## Article
○ ○ ○ ○ ○

He will be joined in this year's class by Rickey Henderson, who spent 25 years in the majors and ranks as the all-time leader in runs (2,995) and stolen bases (1,406), and who is widely regarded as the best leadoff hitter of all time. In his first year on the ballot, the 50-year-old Henderson received 94.8 percent of the vote.
Rice, who batted .298 with 382 home runs and 1,451 RBIs from 1974-89 while following Ted Williams and Carl Yastrzemski in the Red Sox tradition of superstar left fielders, is the first player to be elected in his final year of BBWAA eligibility since 1975, when longtime Pirates star Ralph Kiner was chosen.
It has been a long journey to Cooperstown for the 54-year-old Rice, whose candidacy had been a topic of intense debate among writers and fans since he first appeared on the ballot in 1995.
“You have no control over, when you have someone making the decision, not for you, but making the decision determining if you are a Hall of Famer or not. I think a lot of the writers that were voting, they never put a uniform on and went out there and played the game and saw how tough it was to accomplish some of the numbers that some of the players [put up],” Rice told the MLB Network shortly after the announcement. "You just take it with a grain of salt because there's nothing you can do."

○ ○ ○ ○ ○

## Given records
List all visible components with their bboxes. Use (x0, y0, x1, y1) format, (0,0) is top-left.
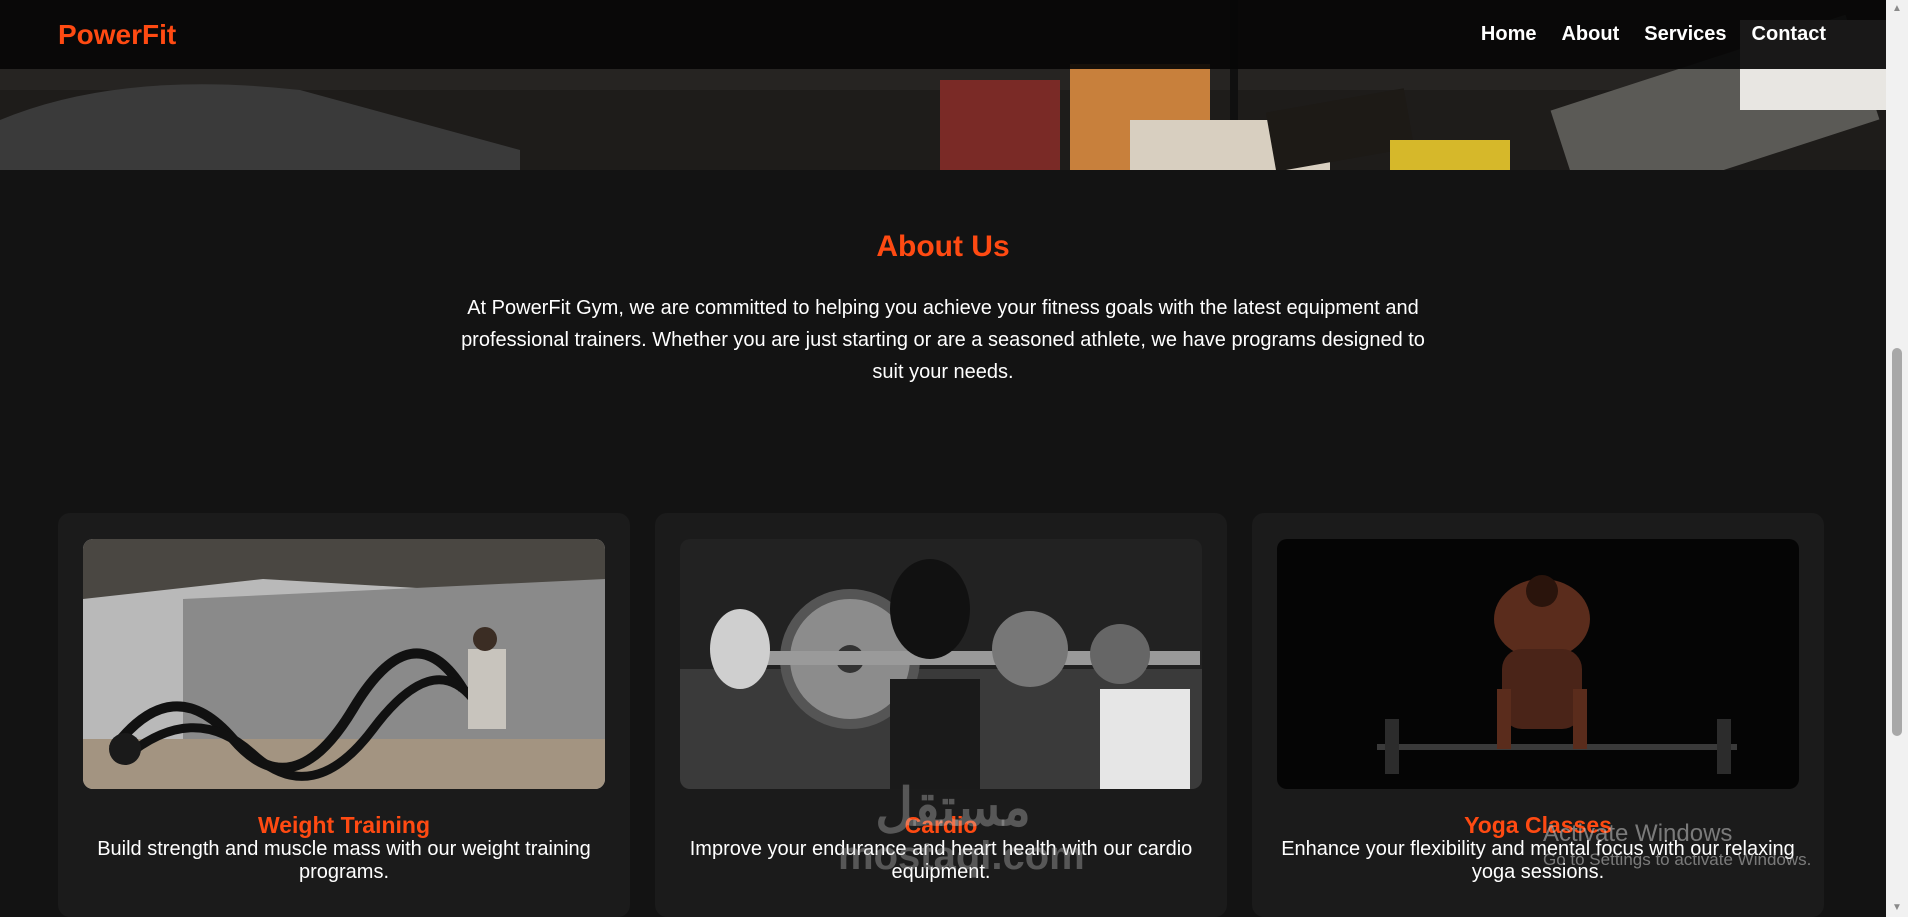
scrollbar-thumb[interactable] (1892, 348, 1902, 736)
watermark-latin: mostaql.com (838, 834, 1085, 878)
nav-services-link[interactable]: Services (1644, 23, 1726, 46)
weight-training-image (83, 539, 605, 789)
nav-home-link[interactable]: Home (1481, 23, 1537, 46)
activate-windows-overlay: Activate Windows Go to Settings to activ… (1543, 820, 1811, 870)
cardio-image (680, 539, 1202, 789)
service-card-weight-training: Weight Training Build strength and muscl… (58, 513, 630, 917)
brand-logo[interactable]: PowerFit (58, 19, 176, 51)
scroll-down-arrow-icon[interactable]: ▼ (1886, 899, 1908, 917)
top-navbar: PowerFit Home About Services Contact (0, 0, 1886, 69)
activate-windows-title: Activate Windows (1543, 820, 1733, 847)
nav-links: Home About Services Contact (1481, 23, 1826, 46)
about-title: About Us (876, 230, 1010, 263)
page-scrollbar[interactable]: ▲ ▼ (1886, 0, 1908, 917)
activate-windows-subtitle: Go to Settings to activate Windows. (1543, 850, 1812, 869)
nav-about-link[interactable]: About (1561, 23, 1619, 46)
service-title: Weight Training (257, 812, 431, 838)
scroll-up-arrow-icon[interactable]: ▲ (1886, 0, 1908, 18)
about-text: At PowerFit Gym, we are committed to hel… (461, 297, 1425, 383)
watermark-arabic: مستقل (875, 779, 1031, 837)
service-description: Build strength and muscle mass with our … (97, 838, 591, 883)
yoga-classes-image (1277, 539, 1799, 789)
nav-contact-link[interactable]: Contact (1752, 23, 1826, 46)
watermark-logo: مستقل mostaql.com (838, 779, 1085, 878)
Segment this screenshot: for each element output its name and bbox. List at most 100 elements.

○ ○ ○ ○ ○

## Stated problem A
Decide whether each statement agrees with the Hall of Fame article, answering yes or no and quoting the deciding words: (i) Henderson received 94.8 percent of the vote in his first year on the ballot; (ii) Rice first appeared on the ballot in 1975; (iii) Rice spoke to the MLB Network after the announcement.
## Stated problem B
In the listing, substitute "IronFit" for "PowerFit" throughout the stretch from the line containing "scrollbar-thumb[interactable] (1892, 348, 1902, 736)" through the line containing "watermark-arabic: مستقل (875, 779, 1031, 837)", and reproduce only those lines with nothing else changed.
The Hall of Fame article and the listing are unrelated to each other.

## Full answer A
(i) Yes: "In his first year on the ballot, the 50-year-old Henderson received 94.8 percent of the vote."
(ii) No: "since he first appeared on the ballot in 1995."
(iii) Yes: "Rice told the MLB Network shortly after the announcement."

## Full answer B
scrollbar-thumb[interactable] (1892, 348, 1902, 736)
watermark-latin: mostaql.com (838, 834, 1085, 878)
nav-services-link[interactable]: Services (1644, 23, 1726, 46)
weight-training-image (83, 539, 605, 789)
nav-home-link[interactable]: Home (1481, 23, 1537, 46)
activate-windows-overlay: Activate Windows Go to Settings to activ… (1543, 820, 1811, 870)
cardio-image (680, 539, 1202, 789)
service-card-weight-training: Weight Training Build strength and muscl… (58, 513, 630, 917)
brand-logo[interactable]: IronFit (58, 19, 176, 51)
scroll-down-arrow-icon[interactable]: ▼ (1886, 899, 1908, 917)
top-navbar: IronFit Home About Services Contact (0, 0, 1886, 69)
activate-windows-title: Activate Windows (1543, 820, 1733, 847)
nav-links: Home About Services Contact (1481, 23, 1826, 46)
about-title: About Us (876, 230, 1010, 263)
page-scrollbar[interactable]: ▲ ▼ (1886, 0, 1908, 917)
activate-windows-subtitle: Go to Settings to activate Windows. (1543, 850, 1812, 869)
nav-about-link[interactable]: About (1561, 23, 1619, 46)
service-title: Weight Training (257, 812, 431, 838)
scroll-up-arrow-icon[interactable]: ▲ (1886, 0, 1908, 18)
about-text: At IronFit Gym, we are committed to hel… (461, 297, 1425, 383)
watermark-arabic: مستقل (875, 779, 1031, 837)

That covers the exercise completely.